Raw records
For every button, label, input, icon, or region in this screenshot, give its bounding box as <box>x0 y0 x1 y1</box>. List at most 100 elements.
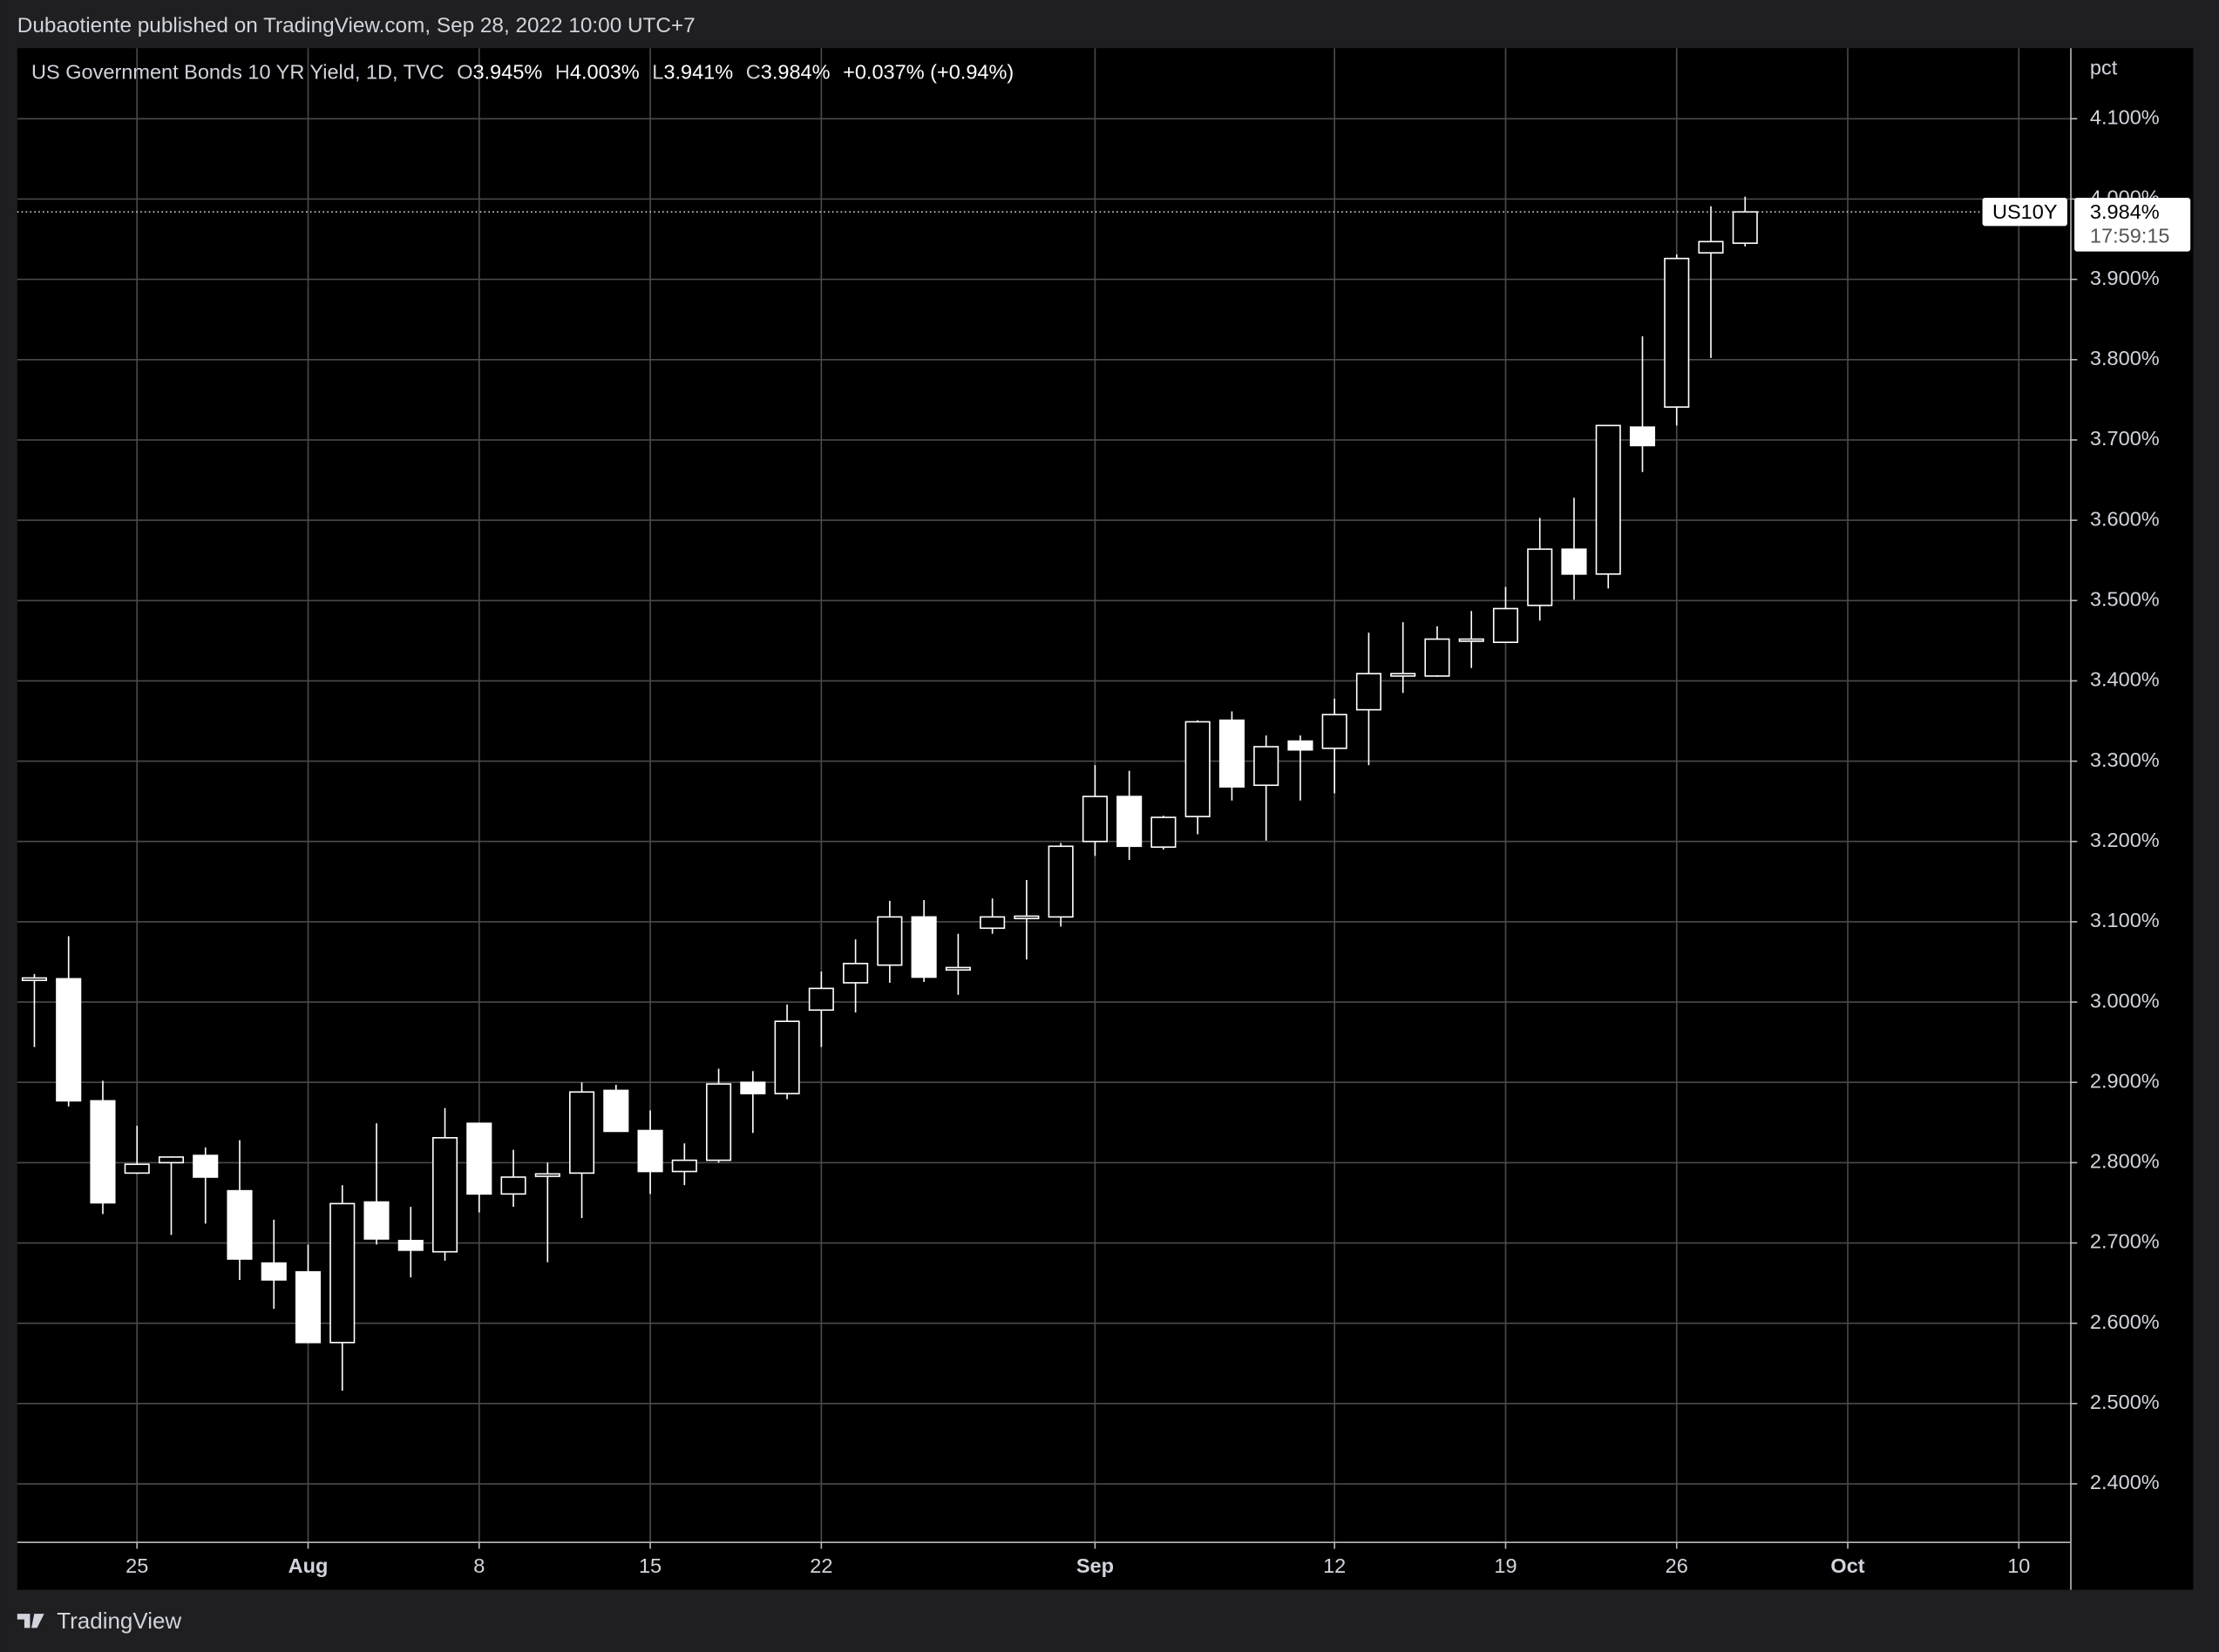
candle-body <box>193 1154 219 1178</box>
x-tick-label: 8 <box>473 1554 485 1577</box>
candle-body <box>1561 548 1587 575</box>
candle-body <box>1492 607 1519 643</box>
y-tick-label: 3.500% <box>2090 587 2160 610</box>
candle-body <box>261 1262 287 1281</box>
y-unit: pct <box>2090 57 2118 79</box>
candle-body <box>877 916 903 966</box>
candle-body <box>671 1159 697 1173</box>
last-price-box <box>2074 197 2191 252</box>
logo-icon <box>17 1614 44 1628</box>
candle-body <box>329 1202 356 1344</box>
candle-body <box>808 987 834 1012</box>
legend-key: O <box>457 61 472 84</box>
y-tick-label: 3.800% <box>2090 347 2160 369</box>
candle-body <box>90 1100 116 1204</box>
candle-body <box>569 1091 595 1175</box>
candle-body <box>1664 257 1690 408</box>
y-tick-label: 2.400% <box>2090 1471 2160 1493</box>
last-price-label: 3.984% <box>2090 200 2160 223</box>
candle-body <box>603 1089 629 1133</box>
candle-body <box>21 977 48 981</box>
candle-body <box>1184 721 1211 817</box>
candle-body <box>431 1137 458 1253</box>
candle-body <box>740 1081 766 1094</box>
candle-body <box>1082 796 1108 843</box>
candle-body <box>1116 796 1143 848</box>
candle-body <box>1595 424 1621 575</box>
candle-body <box>295 1270 322 1344</box>
candle-body <box>1287 740 1313 751</box>
x-tick-label: Oct <box>1830 1554 1864 1577</box>
candle-body <box>843 963 869 984</box>
y-tick-label: 3.000% <box>2090 989 2160 1012</box>
legend: US Government Bonds 10 YR Yield, 1D, TVC… <box>31 61 1014 84</box>
published-note: Dubaotiente published on TradingView.com… <box>17 14 696 37</box>
candle-body <box>1014 915 1040 920</box>
legend-key: C <box>746 61 761 84</box>
candle-body <box>945 966 971 972</box>
candle-body <box>1458 638 1484 642</box>
x-tick-label: 22 <box>810 1554 832 1577</box>
candle-body <box>397 1239 424 1251</box>
legend-key: L <box>652 61 663 84</box>
candle-body <box>1355 673 1382 711</box>
candle-body <box>1698 240 1724 254</box>
candle-body <box>363 1201 390 1240</box>
candle-body <box>534 1173 560 1177</box>
legend-key: H <box>555 61 570 84</box>
y-tick-label: 3.300% <box>2090 748 2160 771</box>
x-tick-label: 15 <box>639 1554 662 1577</box>
x-tick-label: 10 <box>2007 1554 2030 1577</box>
candle-body <box>1424 638 1450 677</box>
legend-value: 3.945% <box>473 61 543 84</box>
legend-change: +0.037% (+0.94%) <box>843 61 1014 84</box>
symbol-title: US Government Bonds 10 YR Yield, 1D, TVC <box>31 61 444 84</box>
y-tick-label: 3.200% <box>2090 829 2160 851</box>
y-tick-label: 3.100% <box>2090 909 2160 931</box>
y-tick-label: 2.600% <box>2090 1310 2160 1333</box>
grid: 2.400% 2.500% 2.600% 2.700% 2.800% 2.900% 3.00… <box>17 48 2160 1577</box>
candle-body <box>980 916 1006 930</box>
legend-value: 4.003% <box>570 61 640 84</box>
x-tick-label: Aug <box>288 1554 329 1577</box>
footer-brand: TradingView <box>57 1608 181 1634</box>
y-tick-label: 4.100% <box>2090 106 2160 129</box>
candle-body <box>1150 816 1177 849</box>
candle-body <box>774 1020 800 1094</box>
symbol-tag: US10Y <box>1992 200 2058 223</box>
candle-body <box>1527 548 1553 606</box>
candle-body <box>1321 714 1347 749</box>
y-tick-label: 3.700% <box>2090 427 2160 450</box>
symbol-tag-box <box>1982 197 2067 227</box>
candle-body <box>911 916 937 978</box>
candle-body <box>637 1129 663 1173</box>
candle-body <box>500 1176 526 1195</box>
countdown: 17:59:15 <box>2090 225 2170 247</box>
candles <box>21 196 1758 1391</box>
y-tick-label: 3.900% <box>2090 267 2160 289</box>
y-tick-label: 2.700% <box>2090 1230 2160 1253</box>
candle-body <box>124 1163 150 1175</box>
x-tick-label: 26 <box>1666 1554 1688 1577</box>
legend-value: 3.941% <box>663 61 733 84</box>
x-tick-label: Sep <box>1076 1554 1114 1577</box>
candle-body <box>1390 673 1416 677</box>
candle-body <box>227 1189 253 1260</box>
candle-body <box>1732 211 1758 244</box>
y-tick-label: 3.600% <box>2090 507 2160 530</box>
legend-value: 3.984% <box>761 61 831 84</box>
x-tick-label: 25 <box>126 1554 148 1577</box>
candle-body <box>56 978 82 1102</box>
y-tick-label: 2.500% <box>2090 1391 2160 1413</box>
candle-body <box>706 1083 732 1161</box>
candle-body <box>466 1122 492 1195</box>
y-tick-label: 2.900% <box>2090 1069 2160 1092</box>
x-tick-label: 12 <box>1323 1554 1346 1577</box>
candle-body <box>1218 719 1245 788</box>
price-tags: US10Y 3.984%17:59:15 <box>17 197 2191 252</box>
logo: TradingView <box>17 1608 181 1634</box>
candle-body <box>158 1156 185 1164</box>
y-tick-label: 3.400% <box>2090 668 2160 691</box>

# WHAT YOU SHOULD DO
Lay out every line of the records above as a Markdown table with the columns Row and Record line, skipping blank lines and numbering the rows. Leave the pictures out.

# CORRECT ANSWER
| Row | Record line |
|---|---|
| 1 | For every button, label, input, icon, or region in this screenshot, give its bounding box as <box>x0 y0 x1 y1</box>. List at most 100 elements. |
| 2 | candle-body <box>193 1154 219 1178</box> |
| 3 | x-tick-label: 8 <box>473 1554 485 1577</box> |
| 4 | candle-body <box>1561 548 1587 575</box> |
| 5 | candle-body <box>1492 607 1519 643</box> |
| 6 | y-tick-label: 3.500% <box>2090 587 2160 610</box> |
| 7 | candle-body <box>261 1262 287 1281</box> |
| 8 | y-unit: pct <box>2090 57 2118 79</box> |
| 9 | candle-body <box>877 916 903 966</box> |
| 10 | candle-body <box>671 1159 697 1173</box> |
| 11 | last-price-box <box>2074 197 2191 252</box> |
| 12 | logo-icon <box>17 1614 44 1628</box> |
| 13 | candle-body <box>329 1202 356 1344</box> |
| 14 | candle-body <box>808 987 834 1012</box> |
| 15 | legend-key: O <box>457 61 472 84</box> |
| 16 | y-tick-label: 3.800% <box>2090 347 2160 369</box> |
| 17 | candle-body <box>90 1100 116 1204</box> |
| 18 | candle-body <box>569 1091 595 1175</box> |
| 19 | candle-body <box>1664 257 1690 408</box> |
| 20 | y-tick-label: 2.400% <box>2090 1471 2160 1493</box> |
| 21 | last-price-label: 3.984% <box>2090 200 2160 223</box> |
| 22 | candle-body <box>603 1089 629 1133</box> |
| 23 | candle-body <box>21 977 48 981</box> |
| 24 | candle-body <box>1184 721 1211 817</box> |
| 25 | candle-body <box>431 1137 458 1253</box> |
| 26 | candle-body <box>740 1081 766 1094</box> |
| 27 | candle-body <box>1082 796 1108 843</box> |
| 28 | candle-body <box>1116 796 1143 848</box> |
| 29 | candle-body <box>1595 424 1621 575</box> |
| 30 | candle-body <box>295 1270 322 1344</box> |
| 31 | candle-body <box>1287 740 1313 751</box> |
| 32 | x-tick-label: Oct <box>1830 1554 1864 1577</box> |
| 33 | candle-body <box>843 963 869 984</box> |
| 34 | y-tick-label: 3.000% <box>2090 989 2160 1012</box> |
| 35 | legend: US Government Bonds 10 YR Yield, 1D, TVC… <box>31 61 1014 84</box> |
| 36 | published-note: Dubaotiente published on TradingView.com… <box>17 14 696 37</box> |
| 37 | candle-body <box>1014 915 1040 920</box> |
| 38 | legend-key: C <box>746 61 761 84</box> |
| 39 | candle-body <box>945 966 971 972</box> |
| 40 | candle-body <box>1458 638 1484 642</box> |
| 41 | x-tick-label: 22 <box>810 1554 832 1577</box> |
| 42 | candle-body <box>397 1239 424 1251</box> |
| 43 | legend-key: L <box>652 61 663 84</box> |
| 44 | candle-body <box>1355 673 1382 711</box> |
| 45 | candle-body <box>1698 240 1724 254</box> |
| 46 | candle-body <box>363 1201 390 1240</box> |
| 47 | candle-body <box>534 1173 560 1177</box> |
| 48 | legend-key: H <box>555 61 570 84</box> |
| 49 | y-tick-label: 3.300% <box>2090 748 2160 771</box> |
| 50 | x-tick-label: 15 <box>639 1554 662 1577</box> |
| 51 | x-tick-label: 10 <box>2007 1554 2030 1577</box> |
| 52 | candle-body <box>1424 638 1450 677</box> |
| 53 | legend-value: 3.945% <box>473 61 543 84</box> |
| 54 | legend-change: +0.037% (+0.94%) <box>843 61 1014 84</box> |
| 55 | symbol-title: US Government Bonds 10 YR Yield, 1D, TVC <box>31 61 444 84</box> |
| 56 | y-tick-label: 3.200% <box>2090 829 2160 851</box> |
| 57 | y-tick-label: 3.100% <box>2090 909 2160 931</box> |
| 58 | y-tick-label: 2.600% <box>2090 1310 2160 1333</box> |
| 59 | grid: 2.400% 2.500% 2.600% 2.700% 2.800% 2.900% 3.00… <box>17 48 2160 1577</box> |
| 60 | candle-body <box>980 916 1006 930</box> |
| 61 | legend-value: 4.003% <box>570 61 640 84</box> |
| 62 | x-tick-label: Aug <box>288 1554 329 1577</box> |
| 63 | footer-brand: TradingView <box>57 1608 181 1634</box> |
| 64 | y-tick-label: 4.100% <box>2090 106 2160 129</box> |
| 65 | candle-body <box>1150 816 1177 849</box> |
| 66 | candle-body <box>774 1020 800 1094</box> |
| 67 | symbol-tag: US10Y <box>1992 200 2058 223</box> |
| 68 | candle-body <box>1527 548 1553 606</box> |
| 69 | candle-body <box>1321 714 1347 749</box> |
| 70 | y-tick-label: 3.700% <box>2090 427 2160 450</box> |
| 71 | symbol-tag-box <box>1982 197 2067 227</box> |
| 72 | candle-body <box>911 916 937 978</box> |
| 73 | candle-body <box>637 1129 663 1173</box> |
| 74 | candle-body <box>500 1176 526 1195</box> |
| 75 | countdown: 17:59:15 <box>2090 225 2170 247</box> |
| 76 | candles <box>21 196 1758 1391</box> |
| 77 | y-tick-label: 3.900% <box>2090 267 2160 289</box> |
| 78 | y-tick-label: 2.700% <box>2090 1230 2160 1253</box> |
| 79 | candle-body <box>124 1163 150 1175</box> |
| 80 | x-tick-label: 26 <box>1666 1554 1688 1577</box> |
| 81 | legend-value: 3.941% <box>663 61 733 84</box> |
| 82 | x-tick-label: Sep <box>1076 1554 1114 1577</box> |
| 83 | candle-body <box>1390 673 1416 677</box> |
| 84 | candle-body <box>227 1189 253 1260</box> |
| 85 | candle-body <box>1732 211 1758 244</box> |
| 86 | y-tick-label: 3.600% <box>2090 507 2160 530</box> |
| 87 | legend-value: 3.984% <box>761 61 831 84</box> |
| 88 | x-tick-label: 25 <box>126 1554 148 1577</box> |
| 89 | candle-body <box>56 978 82 1102</box> |
| 90 | y-tick-label: 2.500% <box>2090 1391 2160 1413</box> |
| 91 | candle-body <box>706 1083 732 1161</box> |
| 92 | candle-body <box>466 1122 492 1195</box> |
| 93 | y-tick-label: 2.900% <box>2090 1069 2160 1092</box> |
| 94 | x-tick-label: 12 <box>1323 1554 1346 1577</box> |
| 95 | candle-body <box>1218 719 1245 788</box> |
| 96 | price-tags: US10Y 3.984%17:59:15 <box>17 197 2191 252</box> |
| 97 | logo: TradingView <box>17 1608 181 1634</box> |
| 98 | candle-body <box>158 1156 185 1164</box> |
| 99 | y-tick-label: 3.400% <box>2090 668 2160 691</box> |